--- BEGIN Given text ---

Criminalisation begins...

A piece from Past2Present 2010 by Beth Brook

The first legislation against homosexuality in England was introduced to Parliament in 1533  by Thomas Cromwell under the reign of King Henry VIII. This was The Buggery Act, which defined the offence as committed with man or beast and was the first criminalisation of homosexual activities.
It is sometimes suggested that the Act was introduced as a measure against the clergy, since the Act was introduced following the separation of the Church of England from Rome, though there seems to be no firm evidence for this. The Act itself only states that there was no "sufficient and condigne punyshment" for such acts. The Act was, however, repealed in 1553 on the accession of Queen Mary and then re-enacted by Queen Elizabeth I in 1563.
Buggery remained a capital offence in England and Wales until the enactment of the Offences against the Person Act 1861 (under section 61, ‘Unnatural Offences’):
Whosoever shall be convicted of the abominable Crime of Buggery, committed either with Mankind or with any Animal, shall be liable, at the Discretion of the Court, to be kept in Penal Servitude for Life or for any Term not less than Ten Years.

--- END Given text ---

Aim >> Reproduce word for word the part of the passage about England's Buggery Act between "Criminalisation begins..." and "of homosexual activities.", inclusive. Rely solely on the passage about England's Buggery Act.

--- BEGIN Stored rows ---

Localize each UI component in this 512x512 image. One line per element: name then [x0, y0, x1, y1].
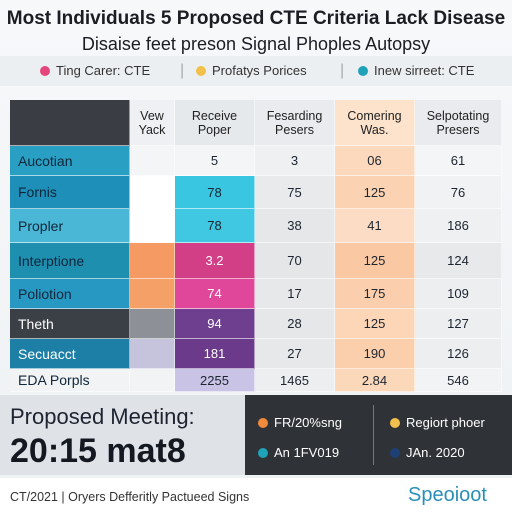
value-cell: 125	[335, 309, 415, 339]
value-cell: 127	[415, 309, 502, 339]
value-cell: 5	[175, 146, 255, 176]
column-header: Vew Yack	[130, 100, 175, 146]
value-cell: 3.2	[175, 243, 255, 279]
detail-text: Regiort phoer	[406, 415, 485, 430]
header-cell	[10, 100, 130, 146]
legend-text: Ting Carer: CTE	[56, 63, 151, 78]
value-cell: 126	[415, 339, 502, 369]
column-header: Comering Was.	[335, 100, 415, 146]
value-cell: 38	[255, 209, 335, 243]
value-cell: 181	[175, 339, 255, 369]
detail-text: An 1FV019	[274, 445, 340, 460]
value-cell: 125	[335, 176, 415, 209]
empty-cell	[130, 339, 175, 369]
empty-cell	[130, 146, 175, 176]
column-header: Fesarding Pesers	[255, 100, 335, 146]
value-cell: 3	[255, 146, 335, 176]
value-cell: 186	[415, 209, 502, 243]
row-label: EDA Porpls	[10, 369, 130, 392]
meeting-time: 20:15 mat8	[10, 432, 186, 470]
empty-cell	[130, 176, 175, 209]
column-header: Receive Poper	[175, 100, 255, 146]
row-label: Interptione	[10, 243, 130, 279]
detail: An 1FV019	[258, 445, 339, 460]
value-cell: 125	[335, 243, 415, 279]
empty-cell	[130, 369, 175, 392]
value-cell: 41	[335, 209, 415, 243]
detail-text: JAn. 2020	[406, 445, 465, 460]
row-label: Poliotion	[10, 279, 130, 309]
legend-item: Inew sirreet: CTE	[358, 63, 474, 78]
meeting-label: Proposed Meeting:	[10, 404, 195, 429]
value-cell: 61	[415, 146, 502, 176]
row-label: Secuacct	[10, 339, 130, 369]
empty-cell	[130, 279, 175, 309]
value-cell: 06	[335, 146, 415, 176]
value-cell: 1465	[255, 369, 335, 392]
footer	[0, 478, 512, 512]
row-label: Theth	[10, 309, 130, 339]
value-cell: 17	[255, 279, 335, 309]
value-cell: 2255	[175, 369, 255, 392]
legend-text: Inew sirreet: CTE	[374, 63, 475, 78]
details-panel	[245, 395, 512, 475]
legend-bar	[0, 56, 512, 86]
title-line: Most Individuals 5 Proposed CTE Criteria…	[6, 8, 506, 29]
value-cell: 175	[335, 279, 415, 309]
value-cell: 78	[175, 176, 255, 209]
title-line: Disaise feet preson Signal Phoples Autop…	[81, 34, 431, 54]
value-cell: 74	[175, 279, 255, 309]
detail: FR/20%sng	[258, 415, 342, 430]
value-cell: 124	[415, 243, 502, 279]
logo: Speoioot	[408, 484, 487, 506]
value-cell: 76	[415, 176, 502, 209]
detail-text: FR/20%sng	[274, 415, 342, 430]
empty-cell	[130, 209, 175, 243]
value-cell: 28	[255, 309, 335, 339]
meeting-panel	[0, 395, 245, 475]
row-label: Aucotian	[10, 146, 130, 176]
empty-cell	[130, 309, 175, 339]
footer-text: CT/2021 | Oryers Defferitly Pactueed Sig…	[10, 490, 250, 504]
value-cell: 109	[415, 279, 502, 309]
separator: |	[180, 62, 185, 79]
column-header: Selpotating Presers	[415, 100, 502, 146]
row-label: Fornis	[10, 176, 130, 209]
value-cell: 27	[255, 339, 335, 369]
legend-item: Profatys Porices	[196, 63, 307, 78]
value-cell: 2.84	[335, 369, 415, 392]
value-cell: 546	[415, 369, 502, 392]
legend-text: Profatys Porices	[212, 63, 307, 78]
value-cell: 78	[175, 209, 255, 243]
detail: Regiort phoer	[390, 415, 485, 430]
value-cell: 75	[255, 176, 335, 209]
empty-cell	[130, 243, 175, 279]
value-cell: 94	[175, 309, 255, 339]
divider	[373, 405, 374, 465]
separator: |	[340, 62, 345, 79]
value-cell: 190	[335, 339, 415, 369]
detail: JAn. 2020	[390, 445, 465, 460]
row-label: Propler	[10, 209, 130, 243]
value-cell: 70	[255, 243, 335, 279]
legend-item: Ting Carer: CTE	[40, 63, 150, 78]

--- END Stored rows ---

Completed exercise >>
Criminalisation begins...

A piece from Past2Present 2010 by Beth Brook

The first legislation against homosexuality in England was introduced to Parliament in 1533  by Thomas Cromwell under the reign of King Henry VIII. This was The Buggery Act, which defined the offence as committed with man or beast and was the first criminalisation of homosexual activities.